Task inputs:
## start

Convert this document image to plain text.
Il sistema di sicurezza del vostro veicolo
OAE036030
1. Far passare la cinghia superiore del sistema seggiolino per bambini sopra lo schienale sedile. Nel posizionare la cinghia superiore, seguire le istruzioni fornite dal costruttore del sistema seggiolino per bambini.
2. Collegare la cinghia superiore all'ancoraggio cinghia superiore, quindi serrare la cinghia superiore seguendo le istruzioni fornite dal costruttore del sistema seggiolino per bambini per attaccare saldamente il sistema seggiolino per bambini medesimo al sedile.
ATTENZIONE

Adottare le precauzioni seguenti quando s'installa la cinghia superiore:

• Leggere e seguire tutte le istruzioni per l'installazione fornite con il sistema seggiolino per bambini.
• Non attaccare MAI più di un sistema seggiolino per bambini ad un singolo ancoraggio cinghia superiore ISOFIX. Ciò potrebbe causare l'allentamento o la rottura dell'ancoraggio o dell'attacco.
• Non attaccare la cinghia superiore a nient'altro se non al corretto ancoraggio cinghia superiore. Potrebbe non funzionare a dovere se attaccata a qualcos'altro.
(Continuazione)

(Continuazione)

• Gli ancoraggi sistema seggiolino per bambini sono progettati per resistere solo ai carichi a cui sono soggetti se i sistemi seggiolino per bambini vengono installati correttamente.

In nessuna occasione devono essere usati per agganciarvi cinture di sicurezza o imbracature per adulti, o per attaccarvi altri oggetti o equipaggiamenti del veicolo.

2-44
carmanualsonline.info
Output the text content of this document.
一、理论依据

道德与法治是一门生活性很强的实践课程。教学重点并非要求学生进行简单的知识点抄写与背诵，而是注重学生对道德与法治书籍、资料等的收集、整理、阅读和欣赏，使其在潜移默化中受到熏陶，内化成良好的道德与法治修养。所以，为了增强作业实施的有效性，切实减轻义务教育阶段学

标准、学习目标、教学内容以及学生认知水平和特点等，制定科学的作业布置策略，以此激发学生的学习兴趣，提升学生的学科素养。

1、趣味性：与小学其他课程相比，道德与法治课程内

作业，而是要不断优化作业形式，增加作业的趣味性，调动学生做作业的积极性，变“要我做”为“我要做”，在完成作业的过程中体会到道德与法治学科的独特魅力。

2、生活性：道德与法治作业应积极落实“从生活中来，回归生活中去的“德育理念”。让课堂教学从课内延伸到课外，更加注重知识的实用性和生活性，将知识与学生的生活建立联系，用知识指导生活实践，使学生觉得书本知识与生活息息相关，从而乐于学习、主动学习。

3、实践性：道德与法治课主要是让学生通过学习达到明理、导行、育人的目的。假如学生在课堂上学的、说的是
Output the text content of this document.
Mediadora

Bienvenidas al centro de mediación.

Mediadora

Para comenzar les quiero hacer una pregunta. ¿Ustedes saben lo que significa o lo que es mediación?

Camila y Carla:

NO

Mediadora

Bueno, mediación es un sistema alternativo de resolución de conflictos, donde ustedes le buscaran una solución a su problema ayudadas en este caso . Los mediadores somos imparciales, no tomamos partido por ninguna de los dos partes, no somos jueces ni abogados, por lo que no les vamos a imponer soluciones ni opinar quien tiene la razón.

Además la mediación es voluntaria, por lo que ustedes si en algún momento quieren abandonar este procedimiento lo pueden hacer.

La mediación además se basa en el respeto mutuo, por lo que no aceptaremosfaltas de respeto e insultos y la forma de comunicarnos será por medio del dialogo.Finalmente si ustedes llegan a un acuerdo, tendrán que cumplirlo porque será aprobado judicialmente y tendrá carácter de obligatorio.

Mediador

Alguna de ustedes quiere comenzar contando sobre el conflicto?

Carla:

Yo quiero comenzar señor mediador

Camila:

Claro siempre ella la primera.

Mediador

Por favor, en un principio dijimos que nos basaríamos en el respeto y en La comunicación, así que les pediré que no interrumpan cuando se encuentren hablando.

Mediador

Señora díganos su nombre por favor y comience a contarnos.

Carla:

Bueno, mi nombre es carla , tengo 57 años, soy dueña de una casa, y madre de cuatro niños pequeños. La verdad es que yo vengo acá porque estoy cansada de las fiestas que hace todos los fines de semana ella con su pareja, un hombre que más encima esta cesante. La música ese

## end

Problem: Select every line of the material above holding the word "sistema" and copy it.

Exercise response:
Il sistema di sicurezza del vostro veicolo
1. Far passare la cinghia superiore del sistema seggiolino per bambini sopra lo schienale sedile. Nel posizionare la cinghia superiore, seguire le istruzioni fornite dal costruttore del sistema seggiolino per bambini.
2. Collegare la cinghia superiore all'ancoraggio cinghia superiore, quindi serrare la cinghia superiore seguendo le istruzioni fornite dal costruttore del sistema seggiolino per bambini per attaccare saldamente il sistema seggiolino per bambini medesimo al sedile.
• Leggere e seguire tutte le istruzioni per l'installazione fornite con il sistema seggiolino per bambini.
• Non attaccare MAI più di un sistema seggiolino per bambini ad un singolo ancoraggio cinghia superiore ISOFIX. Ciò potrebbe causare l'allentamento o la rottura dell'ancoraggio o dell'attacco.
• Gli ancoraggi sistema seggiolino per bambini sono progettati per resistere solo ai carichi a cui sono soggetti se i sistemi seggiolino per bambini vengono installati correttamente.
Bueno, mediación es un sistema alternativo de resolución de conflictos, donde ustedes le buscaran una solución a su problema ayudadas en este caso . Los mediadores somos imparciales, no tomamos partido por ninguna de los dos partes, no somos jueces ni abogados, por lo que no les vamos a imponer soluciones ni opinar quien tiene la razón.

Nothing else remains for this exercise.